Dataset items:

[Begin]

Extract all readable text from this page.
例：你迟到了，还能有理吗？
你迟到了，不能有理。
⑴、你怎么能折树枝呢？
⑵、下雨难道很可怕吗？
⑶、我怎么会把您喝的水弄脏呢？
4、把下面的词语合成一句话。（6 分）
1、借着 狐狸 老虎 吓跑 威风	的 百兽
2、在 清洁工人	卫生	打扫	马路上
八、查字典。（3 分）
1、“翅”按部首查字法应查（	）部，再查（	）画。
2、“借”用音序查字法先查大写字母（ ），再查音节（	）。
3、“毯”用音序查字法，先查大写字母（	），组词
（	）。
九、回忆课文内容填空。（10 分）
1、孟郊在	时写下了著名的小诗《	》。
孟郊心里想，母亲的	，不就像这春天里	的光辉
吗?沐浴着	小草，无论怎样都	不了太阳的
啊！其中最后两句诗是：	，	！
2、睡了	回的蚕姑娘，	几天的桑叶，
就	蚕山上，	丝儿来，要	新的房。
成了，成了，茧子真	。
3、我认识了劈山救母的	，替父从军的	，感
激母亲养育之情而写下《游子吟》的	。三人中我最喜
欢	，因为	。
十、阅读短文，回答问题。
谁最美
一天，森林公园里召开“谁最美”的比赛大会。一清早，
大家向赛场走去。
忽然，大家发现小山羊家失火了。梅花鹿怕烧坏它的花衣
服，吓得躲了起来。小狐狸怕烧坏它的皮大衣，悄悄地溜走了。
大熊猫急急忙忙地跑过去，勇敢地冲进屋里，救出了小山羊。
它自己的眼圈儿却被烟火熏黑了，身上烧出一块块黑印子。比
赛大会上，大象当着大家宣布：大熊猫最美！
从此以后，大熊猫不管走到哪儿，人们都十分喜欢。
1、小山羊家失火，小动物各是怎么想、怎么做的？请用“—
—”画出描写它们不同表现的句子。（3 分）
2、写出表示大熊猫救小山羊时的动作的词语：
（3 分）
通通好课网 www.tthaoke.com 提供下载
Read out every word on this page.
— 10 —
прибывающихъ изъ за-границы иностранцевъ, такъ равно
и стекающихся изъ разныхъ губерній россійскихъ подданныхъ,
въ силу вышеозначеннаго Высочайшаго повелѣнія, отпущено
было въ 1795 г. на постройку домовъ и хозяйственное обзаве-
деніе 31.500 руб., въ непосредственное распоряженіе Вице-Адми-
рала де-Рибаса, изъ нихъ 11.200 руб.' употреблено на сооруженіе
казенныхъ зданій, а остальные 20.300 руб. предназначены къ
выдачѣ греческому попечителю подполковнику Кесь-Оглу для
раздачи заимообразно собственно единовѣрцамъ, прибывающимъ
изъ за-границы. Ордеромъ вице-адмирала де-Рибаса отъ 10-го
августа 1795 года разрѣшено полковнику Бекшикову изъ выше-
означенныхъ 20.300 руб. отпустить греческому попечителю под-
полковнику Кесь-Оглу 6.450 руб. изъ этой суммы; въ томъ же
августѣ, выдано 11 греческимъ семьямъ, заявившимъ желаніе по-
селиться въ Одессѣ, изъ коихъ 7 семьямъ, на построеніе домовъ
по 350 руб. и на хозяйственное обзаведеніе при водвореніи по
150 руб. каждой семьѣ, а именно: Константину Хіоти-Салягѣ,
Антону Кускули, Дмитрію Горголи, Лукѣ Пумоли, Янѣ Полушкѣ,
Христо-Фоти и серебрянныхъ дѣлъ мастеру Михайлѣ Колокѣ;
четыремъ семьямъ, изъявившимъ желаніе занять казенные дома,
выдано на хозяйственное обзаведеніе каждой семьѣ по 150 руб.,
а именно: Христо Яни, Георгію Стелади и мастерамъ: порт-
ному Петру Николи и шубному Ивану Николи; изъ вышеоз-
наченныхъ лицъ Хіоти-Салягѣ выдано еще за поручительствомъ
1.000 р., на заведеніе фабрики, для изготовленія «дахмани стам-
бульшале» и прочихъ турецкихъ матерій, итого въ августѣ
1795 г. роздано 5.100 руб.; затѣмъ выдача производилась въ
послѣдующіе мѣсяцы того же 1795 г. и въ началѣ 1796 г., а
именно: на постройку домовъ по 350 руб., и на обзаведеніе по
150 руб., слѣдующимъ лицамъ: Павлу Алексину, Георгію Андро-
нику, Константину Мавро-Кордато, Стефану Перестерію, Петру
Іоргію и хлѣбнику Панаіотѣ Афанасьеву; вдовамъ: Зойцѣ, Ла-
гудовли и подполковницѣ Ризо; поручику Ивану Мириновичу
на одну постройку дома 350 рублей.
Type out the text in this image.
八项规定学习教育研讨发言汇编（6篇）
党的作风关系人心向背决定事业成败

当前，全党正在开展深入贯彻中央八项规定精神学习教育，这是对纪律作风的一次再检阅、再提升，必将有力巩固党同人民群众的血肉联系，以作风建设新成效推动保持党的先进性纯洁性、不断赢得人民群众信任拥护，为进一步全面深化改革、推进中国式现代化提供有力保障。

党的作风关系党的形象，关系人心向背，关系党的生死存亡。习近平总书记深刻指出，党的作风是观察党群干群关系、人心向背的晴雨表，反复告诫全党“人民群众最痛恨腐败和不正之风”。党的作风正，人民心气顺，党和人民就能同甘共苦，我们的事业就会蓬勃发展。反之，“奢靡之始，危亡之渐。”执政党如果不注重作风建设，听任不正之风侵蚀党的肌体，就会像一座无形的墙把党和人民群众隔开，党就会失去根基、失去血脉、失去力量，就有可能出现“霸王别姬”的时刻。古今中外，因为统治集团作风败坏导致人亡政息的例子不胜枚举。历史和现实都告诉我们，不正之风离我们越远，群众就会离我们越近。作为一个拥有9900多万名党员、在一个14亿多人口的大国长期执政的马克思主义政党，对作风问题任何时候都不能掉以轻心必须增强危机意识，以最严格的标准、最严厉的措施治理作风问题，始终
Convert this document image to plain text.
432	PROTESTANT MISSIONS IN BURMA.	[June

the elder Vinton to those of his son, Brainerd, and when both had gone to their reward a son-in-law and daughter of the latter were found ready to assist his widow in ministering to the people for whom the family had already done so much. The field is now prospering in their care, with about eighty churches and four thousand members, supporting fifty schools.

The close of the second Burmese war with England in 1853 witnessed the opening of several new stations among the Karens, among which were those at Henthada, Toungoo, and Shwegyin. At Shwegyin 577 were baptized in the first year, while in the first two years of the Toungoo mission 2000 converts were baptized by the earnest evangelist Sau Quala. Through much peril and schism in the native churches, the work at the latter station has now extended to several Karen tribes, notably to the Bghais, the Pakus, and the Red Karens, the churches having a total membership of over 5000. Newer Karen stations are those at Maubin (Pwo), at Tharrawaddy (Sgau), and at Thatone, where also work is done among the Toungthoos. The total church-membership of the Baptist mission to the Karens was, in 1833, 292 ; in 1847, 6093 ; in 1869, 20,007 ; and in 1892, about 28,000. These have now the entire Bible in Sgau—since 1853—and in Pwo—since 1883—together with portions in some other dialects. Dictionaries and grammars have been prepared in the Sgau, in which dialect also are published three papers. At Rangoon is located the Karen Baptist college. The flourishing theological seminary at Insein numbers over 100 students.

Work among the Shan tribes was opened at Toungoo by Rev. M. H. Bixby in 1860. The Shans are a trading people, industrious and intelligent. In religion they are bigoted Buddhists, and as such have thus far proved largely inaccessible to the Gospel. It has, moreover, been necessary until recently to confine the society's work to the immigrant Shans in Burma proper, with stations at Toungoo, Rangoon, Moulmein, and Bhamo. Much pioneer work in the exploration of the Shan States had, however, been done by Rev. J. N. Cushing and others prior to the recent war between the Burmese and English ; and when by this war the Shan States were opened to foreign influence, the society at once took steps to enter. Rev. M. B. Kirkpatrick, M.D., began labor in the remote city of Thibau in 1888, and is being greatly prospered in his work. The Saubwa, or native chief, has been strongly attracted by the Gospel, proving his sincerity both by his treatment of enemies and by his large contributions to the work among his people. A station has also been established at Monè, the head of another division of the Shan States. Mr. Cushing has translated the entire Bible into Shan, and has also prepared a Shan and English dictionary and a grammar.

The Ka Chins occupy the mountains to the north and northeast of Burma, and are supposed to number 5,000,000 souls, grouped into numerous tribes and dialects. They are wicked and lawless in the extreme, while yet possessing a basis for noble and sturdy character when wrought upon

[End]

TASK TO COMPLETE
Sift the material for lines with the string "желаніе". Copy each one found.

THE OUTPUT
августѣ, выдано 11 греческимъ семьямъ, заявившимъ желаніе по-
четыремъ семьямъ, изъявившимъ желаніе занять казенные дома,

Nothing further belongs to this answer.